§ **Information shown**:
'''

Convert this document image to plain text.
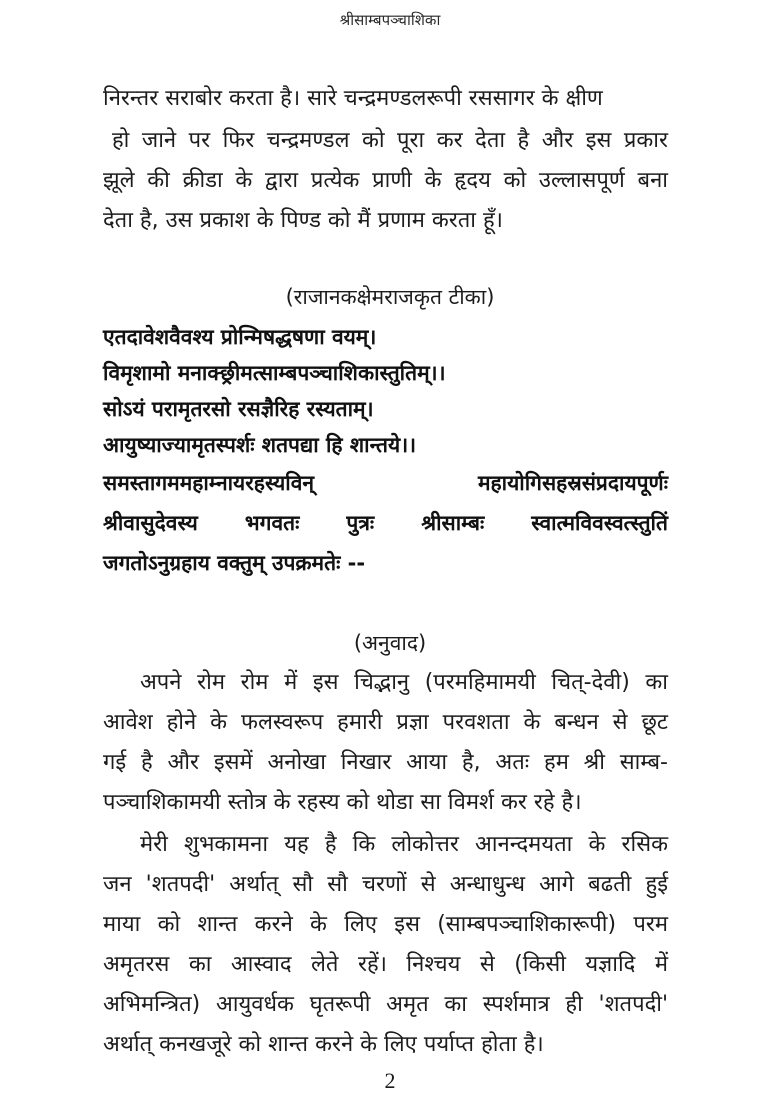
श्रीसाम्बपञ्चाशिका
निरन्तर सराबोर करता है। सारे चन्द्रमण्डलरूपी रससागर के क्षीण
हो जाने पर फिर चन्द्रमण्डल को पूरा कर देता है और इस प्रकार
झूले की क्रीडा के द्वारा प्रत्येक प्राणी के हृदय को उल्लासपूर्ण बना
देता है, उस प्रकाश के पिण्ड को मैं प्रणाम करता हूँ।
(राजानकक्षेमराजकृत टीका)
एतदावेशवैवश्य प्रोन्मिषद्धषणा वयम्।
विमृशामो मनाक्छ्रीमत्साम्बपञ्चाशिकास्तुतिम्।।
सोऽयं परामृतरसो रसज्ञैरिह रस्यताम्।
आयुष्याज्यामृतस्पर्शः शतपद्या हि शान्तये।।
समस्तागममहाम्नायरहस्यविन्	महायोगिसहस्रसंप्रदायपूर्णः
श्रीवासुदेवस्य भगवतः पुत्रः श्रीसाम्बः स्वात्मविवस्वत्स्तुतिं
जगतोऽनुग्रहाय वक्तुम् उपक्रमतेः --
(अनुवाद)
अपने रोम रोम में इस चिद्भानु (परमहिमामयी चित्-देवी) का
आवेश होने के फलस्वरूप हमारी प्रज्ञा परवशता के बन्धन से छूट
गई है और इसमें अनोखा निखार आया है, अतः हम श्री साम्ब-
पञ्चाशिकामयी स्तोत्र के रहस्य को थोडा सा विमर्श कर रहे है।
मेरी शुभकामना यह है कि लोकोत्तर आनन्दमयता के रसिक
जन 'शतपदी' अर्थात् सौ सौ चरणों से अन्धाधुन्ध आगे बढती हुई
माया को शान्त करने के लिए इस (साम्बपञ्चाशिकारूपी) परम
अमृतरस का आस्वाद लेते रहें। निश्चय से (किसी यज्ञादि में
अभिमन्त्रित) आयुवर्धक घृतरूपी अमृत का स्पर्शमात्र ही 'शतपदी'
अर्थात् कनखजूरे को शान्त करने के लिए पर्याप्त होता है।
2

'''
'''

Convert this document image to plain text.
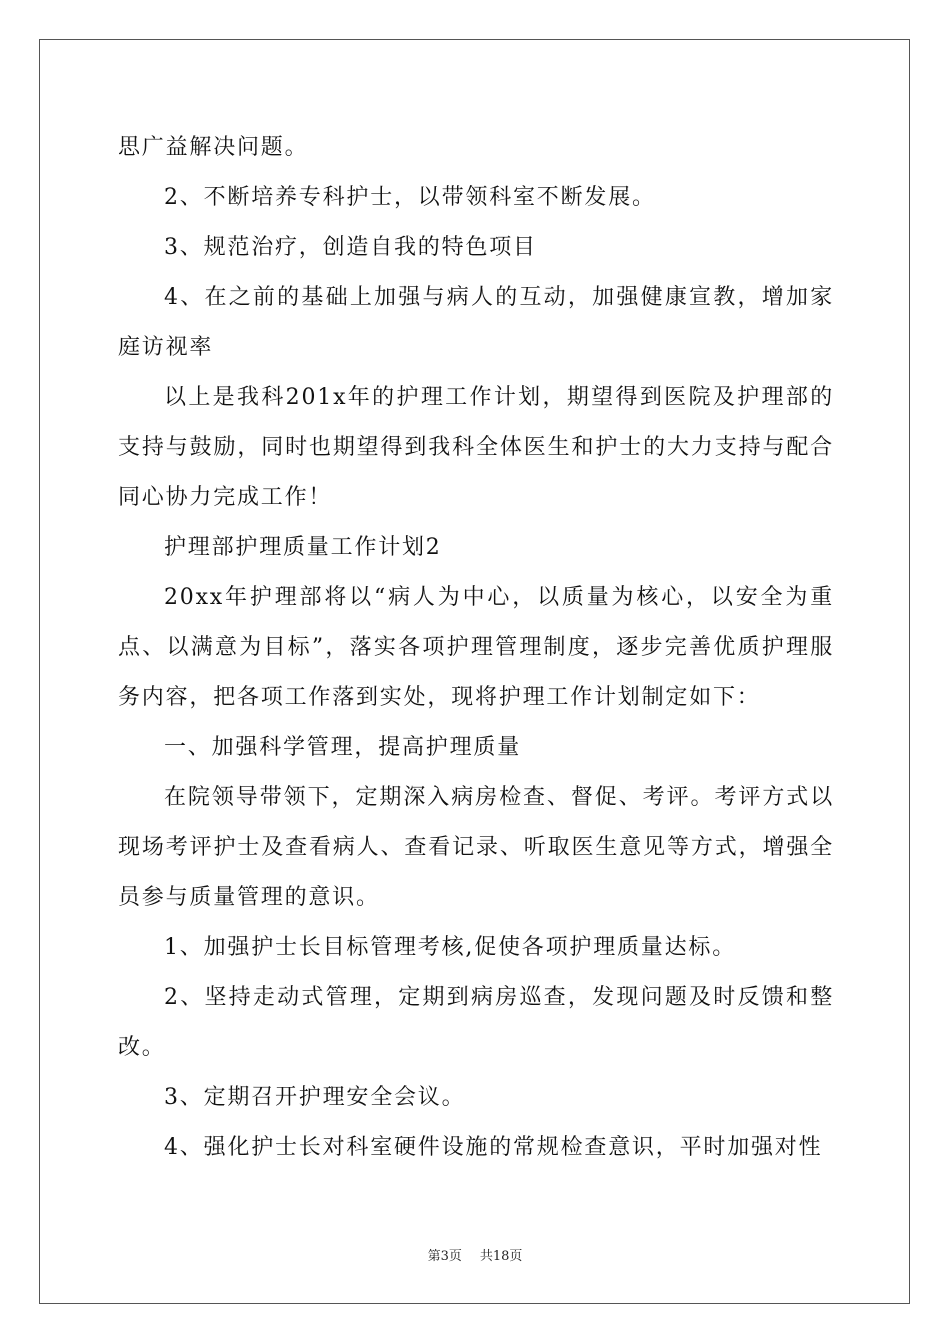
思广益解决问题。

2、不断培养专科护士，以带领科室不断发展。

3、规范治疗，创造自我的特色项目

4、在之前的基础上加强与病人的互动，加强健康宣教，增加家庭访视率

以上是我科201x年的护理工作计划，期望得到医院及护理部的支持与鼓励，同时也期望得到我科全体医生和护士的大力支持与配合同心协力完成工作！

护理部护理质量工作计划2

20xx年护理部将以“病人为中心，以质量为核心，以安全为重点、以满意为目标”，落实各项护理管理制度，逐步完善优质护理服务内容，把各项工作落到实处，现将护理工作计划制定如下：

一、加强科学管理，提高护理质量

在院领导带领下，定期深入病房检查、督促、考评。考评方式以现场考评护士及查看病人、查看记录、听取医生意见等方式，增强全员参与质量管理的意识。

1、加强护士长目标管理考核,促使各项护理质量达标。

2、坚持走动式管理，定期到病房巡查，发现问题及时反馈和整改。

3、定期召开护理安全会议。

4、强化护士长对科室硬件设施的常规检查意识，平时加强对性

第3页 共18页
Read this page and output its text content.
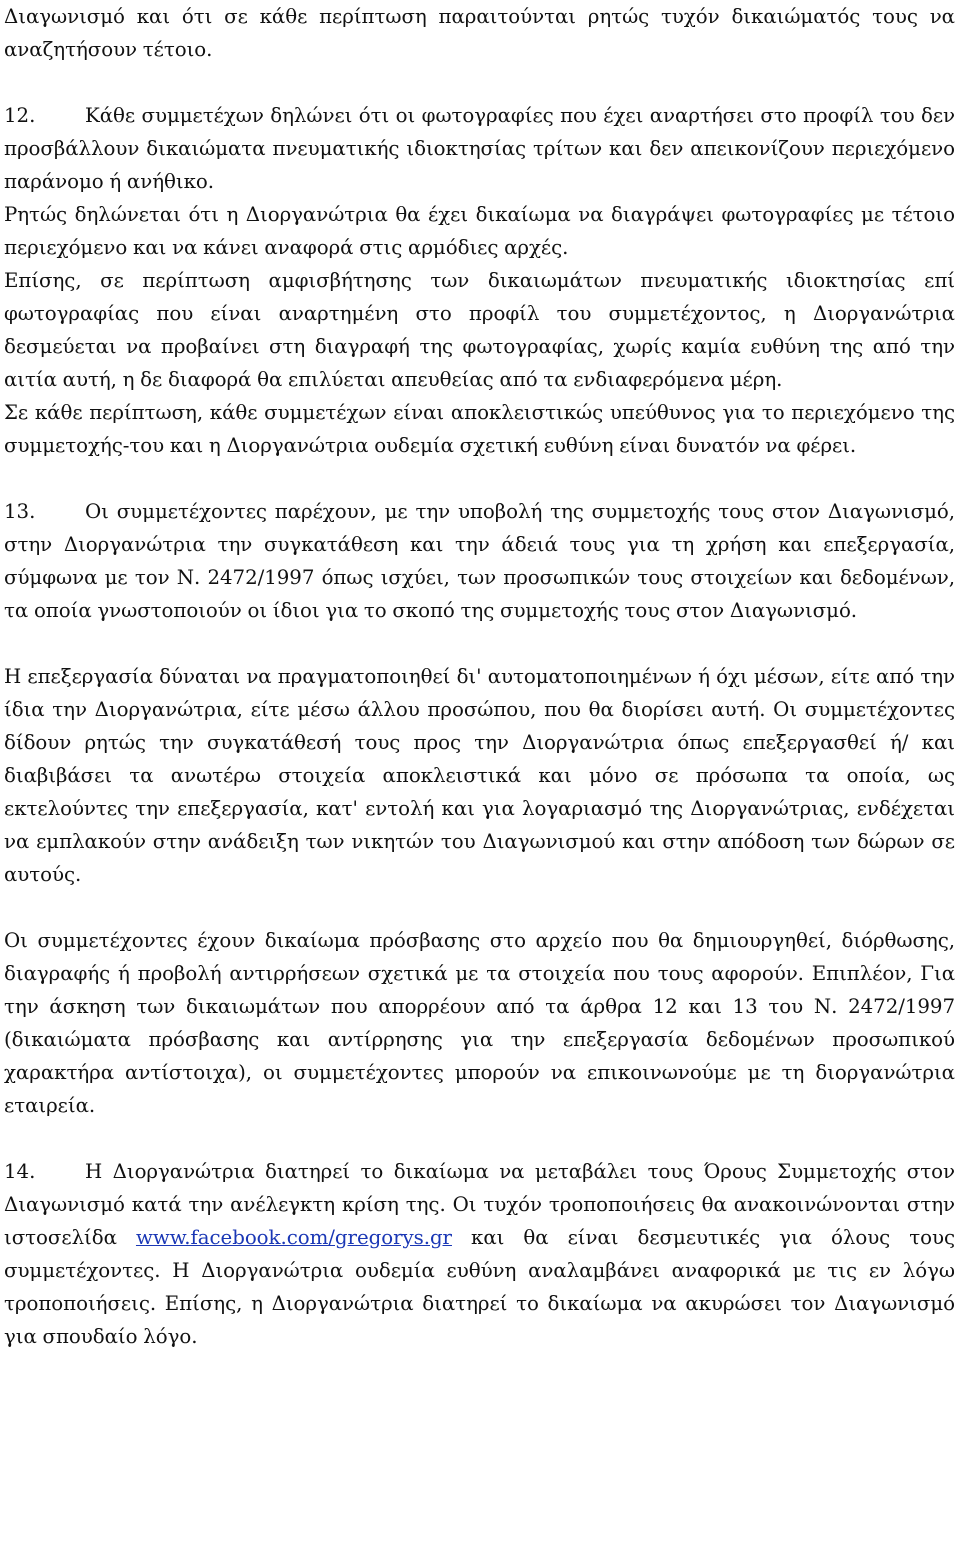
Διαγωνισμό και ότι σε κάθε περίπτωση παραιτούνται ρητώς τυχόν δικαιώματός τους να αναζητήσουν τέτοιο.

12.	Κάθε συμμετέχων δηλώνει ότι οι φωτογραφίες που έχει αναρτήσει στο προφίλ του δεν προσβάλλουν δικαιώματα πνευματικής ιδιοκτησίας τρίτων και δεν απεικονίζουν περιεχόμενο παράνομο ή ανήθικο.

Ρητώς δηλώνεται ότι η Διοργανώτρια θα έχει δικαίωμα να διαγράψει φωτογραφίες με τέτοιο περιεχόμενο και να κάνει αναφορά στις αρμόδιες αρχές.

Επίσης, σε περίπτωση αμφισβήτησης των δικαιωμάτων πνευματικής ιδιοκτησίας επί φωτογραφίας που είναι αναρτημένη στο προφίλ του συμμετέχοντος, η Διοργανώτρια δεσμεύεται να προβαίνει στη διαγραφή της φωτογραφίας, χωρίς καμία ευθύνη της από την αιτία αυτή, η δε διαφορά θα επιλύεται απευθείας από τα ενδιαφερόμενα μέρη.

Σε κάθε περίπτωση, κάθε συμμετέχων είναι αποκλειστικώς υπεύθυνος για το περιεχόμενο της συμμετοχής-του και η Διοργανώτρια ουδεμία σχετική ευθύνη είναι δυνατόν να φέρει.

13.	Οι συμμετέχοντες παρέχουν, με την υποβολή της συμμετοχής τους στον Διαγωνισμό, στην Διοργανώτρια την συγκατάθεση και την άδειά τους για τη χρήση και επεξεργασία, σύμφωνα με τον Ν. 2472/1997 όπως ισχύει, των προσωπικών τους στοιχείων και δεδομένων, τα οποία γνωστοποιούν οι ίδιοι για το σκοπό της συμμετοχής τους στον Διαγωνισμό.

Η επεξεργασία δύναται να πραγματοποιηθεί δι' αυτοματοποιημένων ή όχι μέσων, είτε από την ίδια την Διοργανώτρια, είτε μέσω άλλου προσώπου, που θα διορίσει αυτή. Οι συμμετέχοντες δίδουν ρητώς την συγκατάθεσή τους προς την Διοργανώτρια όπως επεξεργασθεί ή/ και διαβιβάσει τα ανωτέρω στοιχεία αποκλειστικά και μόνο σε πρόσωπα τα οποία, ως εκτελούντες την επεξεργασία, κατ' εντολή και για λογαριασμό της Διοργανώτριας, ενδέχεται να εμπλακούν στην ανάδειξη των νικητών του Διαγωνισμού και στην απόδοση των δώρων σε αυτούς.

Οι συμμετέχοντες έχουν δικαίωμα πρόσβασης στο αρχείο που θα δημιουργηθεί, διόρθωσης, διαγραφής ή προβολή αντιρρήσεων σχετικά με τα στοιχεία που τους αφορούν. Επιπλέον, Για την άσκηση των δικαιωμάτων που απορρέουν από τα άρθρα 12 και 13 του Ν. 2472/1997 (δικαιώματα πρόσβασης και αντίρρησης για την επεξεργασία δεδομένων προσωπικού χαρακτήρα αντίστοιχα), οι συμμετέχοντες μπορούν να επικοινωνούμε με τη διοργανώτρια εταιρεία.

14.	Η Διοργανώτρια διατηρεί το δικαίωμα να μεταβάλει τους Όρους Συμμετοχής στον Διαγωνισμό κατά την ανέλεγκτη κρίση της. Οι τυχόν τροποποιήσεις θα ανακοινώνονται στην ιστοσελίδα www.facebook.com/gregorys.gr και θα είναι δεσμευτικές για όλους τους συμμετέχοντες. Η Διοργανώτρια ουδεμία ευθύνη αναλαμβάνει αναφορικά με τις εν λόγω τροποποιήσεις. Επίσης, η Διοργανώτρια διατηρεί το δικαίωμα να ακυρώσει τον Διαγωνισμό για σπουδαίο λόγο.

'''
'''

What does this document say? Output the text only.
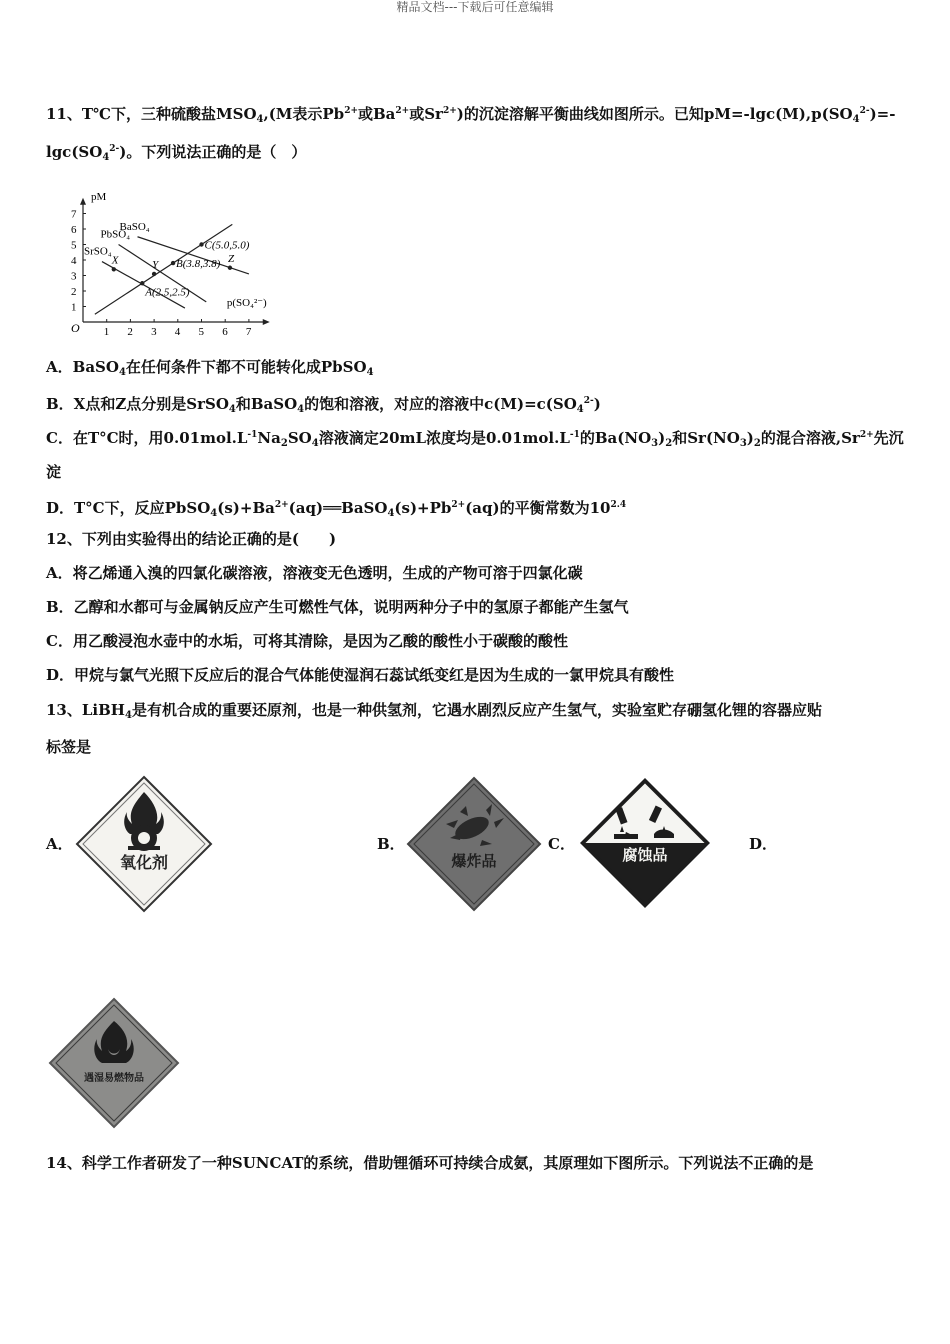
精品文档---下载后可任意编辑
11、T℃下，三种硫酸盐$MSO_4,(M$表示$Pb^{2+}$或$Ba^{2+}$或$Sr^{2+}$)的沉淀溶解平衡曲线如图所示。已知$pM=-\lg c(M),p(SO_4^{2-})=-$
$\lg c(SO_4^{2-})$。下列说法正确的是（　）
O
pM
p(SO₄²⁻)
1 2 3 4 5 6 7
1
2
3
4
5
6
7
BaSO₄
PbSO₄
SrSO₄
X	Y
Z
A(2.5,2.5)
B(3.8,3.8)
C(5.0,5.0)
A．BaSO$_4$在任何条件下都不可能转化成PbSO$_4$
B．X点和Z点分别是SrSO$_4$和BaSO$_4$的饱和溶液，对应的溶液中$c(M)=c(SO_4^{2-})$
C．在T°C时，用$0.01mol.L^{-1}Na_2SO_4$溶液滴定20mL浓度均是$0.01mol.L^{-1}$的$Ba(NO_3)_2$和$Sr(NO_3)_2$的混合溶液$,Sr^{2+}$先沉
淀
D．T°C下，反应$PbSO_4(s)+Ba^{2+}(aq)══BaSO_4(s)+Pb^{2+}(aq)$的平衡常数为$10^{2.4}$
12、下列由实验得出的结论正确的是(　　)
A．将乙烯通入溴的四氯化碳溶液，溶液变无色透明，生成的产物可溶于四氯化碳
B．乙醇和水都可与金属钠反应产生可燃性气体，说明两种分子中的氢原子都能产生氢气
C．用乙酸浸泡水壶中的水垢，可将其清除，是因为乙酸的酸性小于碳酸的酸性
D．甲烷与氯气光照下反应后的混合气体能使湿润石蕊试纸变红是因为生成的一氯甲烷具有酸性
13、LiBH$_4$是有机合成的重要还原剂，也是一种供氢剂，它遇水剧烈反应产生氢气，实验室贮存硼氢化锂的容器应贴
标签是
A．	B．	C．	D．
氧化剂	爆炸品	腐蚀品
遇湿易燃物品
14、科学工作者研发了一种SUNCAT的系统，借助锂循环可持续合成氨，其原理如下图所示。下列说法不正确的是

'''

§ **Work to complete**: Give only the number of lines in the material above that include the word "शतपद".

§ **Finished task**: 3